→ Data items:
▬▬▬▬▬▬
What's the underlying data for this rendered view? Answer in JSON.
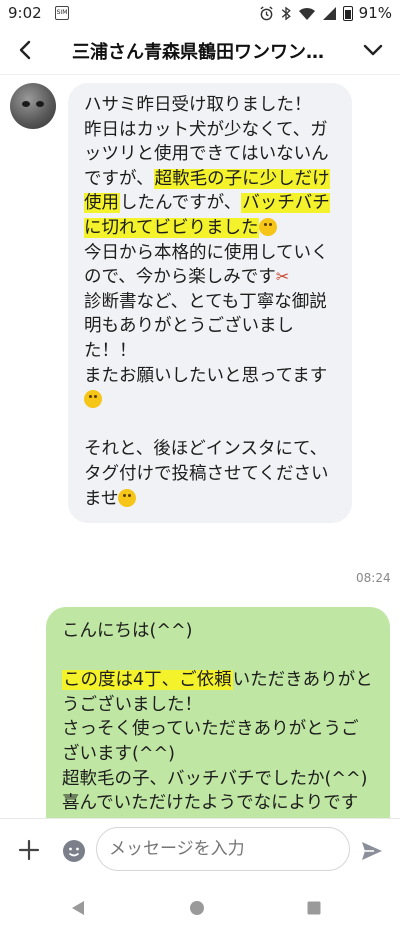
{
  "status_bar": {
    "time": "9:02",
    "battery": "91%",
    "sim_icon": "sim-card-icon",
    "icons": [
      "alarm-icon",
      "bluetooth-icon",
      "wifi-icon",
      "signal-icon",
      "battery-icon"
    ]
  },
  "header": {
    "title": "三浦さん青森県鶴田ワンワン…",
    "back_icon": "back-arrow-icon",
    "menu_icon": "chevron-down-icon"
  },
  "messages": {
    "incoming": {
      "time": "08:24",
      "p1": "ハサミ昨日受け取りました！\n昨日はカット犬が少なくて、ガッツリと使用できてはいないんですが、",
      "h1": "超軟毛の子に少しだけ使用",
      "p2": "したんですが、",
      "h2": "バッチバチに切れてビビりました",
      "p3": "\n今日から本格的に使用していくので、今から楽しみです",
      "p4": "\n診断書など、とても丁寧な御説明もありがとうございました！！\nまたお願いしたいと思ってます",
      "p5": "\n\nそれと、後ほどインスタにて、タグ付けで投稿させてくださいませ"
    },
    "outgoing": {
      "p1": "こんにちは(^^)\n\n",
      "h1": "この度は4丁、ご依頼",
      "p2": "いただきありがとうございました！\nさっそく使っていただきありがとうございます(^^)\n超軟毛の子、バッチバチでしたか(^^)\n喜んでいただけたようでなによりです"
    }
  },
  "input": {
    "placeholder": "メッセージを入力",
    "plus_icon": "plus-icon",
    "emoji_icon": "emoji-icon",
    "send_icon": "send-icon"
  },
  "nav": {
    "back": "nav-back-icon",
    "home": "nav-home-icon",
    "recents": "nav-recents-icon"
  },
  "colors": {
    "outgoing_bubble": "#bfe6a2",
    "incoming_bubble": "#f1f2f5",
    "highlight": "#f3f22b"
  }
}
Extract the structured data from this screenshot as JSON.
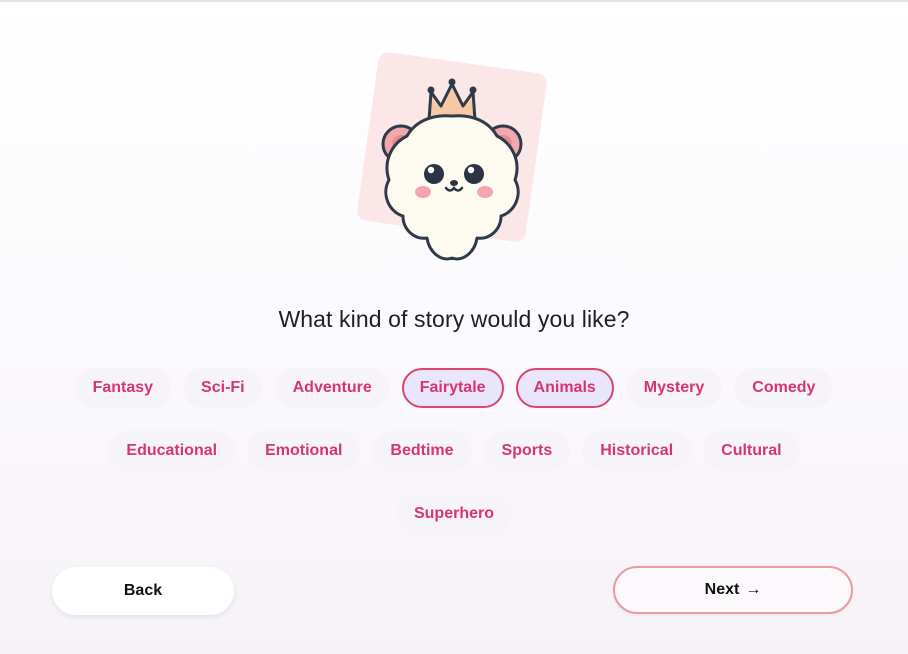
▬▬▬▬▬▬
→ Requirements:
Transcribe the whole listing exactly. Pictures are excluded.

→ Response:
What's the underlying data for this rendered view? Answer in JSON.
{
  "status_bar": {
    "time": "9:02",
    "battery": "91%",
    "sim_icon": "sim-card-icon",
    "icons": [
      "alarm-icon",
      "bluetooth-icon",
      "wifi-icon",
      "signal-icon",
      "battery-icon"
    ]
  },
  "header": {
    "title": "三浦さん青森県鶴田ワンワン…",
    "back_icon": "back-arrow-icon",
    "menu_icon": "chevron-down-icon"
  },
  "messages": {
    "incoming": {
      "time": "08:24",
      "p1": "ハサミ昨日受け取りました！\n昨日はカット犬が少なくて、ガッツリと使用できてはいないんですが、",
      "h1": "超軟毛の子に少しだけ使用",
      "p2": "したんですが、",
      "h2": "バッチバチに切れてビビりました",
      "p3": "\n今日から本格的に使用していくので、今から楽しみです",
      "p4": "\n診断書など、とても丁寧な御説明もありがとうございました！！\nまたお願いしたいと思ってます",
      "p5": "\n\nそれと、後ほどインスタにて、タグ付けで投稿させてくださいませ"
    },
    "outgoing": {
      "p1": "こんにちは(^^)\n\n",
      "h1": "この度は4丁、ご依頼",
      "p2": "いただきありがとうございました！\nさっそく使っていただきありがとうございます(^^)\n超軟毛の子、バッチバチでしたか(^^)\n喜んでいただけたようでなによりです"
    }
  },
  "input": {
    "placeholder": "メッセージを入力",
    "plus_icon": "plus-icon",
    "emoji_icon": "emoji-icon",
    "send_icon": "send-icon"
  },
  "nav": {
    "back": "nav-back-icon",
    "home": "nav-home-icon",
    "recents": "nav-recents-icon"
  },
  "colors": {
    "outgoing_bubble": "#bfe6a2",
    "incoming_bubble": "#f1f2f5",
    "highlight": "#f3f22b"
  }
}
Extract the structured data from this screenshot as JSON.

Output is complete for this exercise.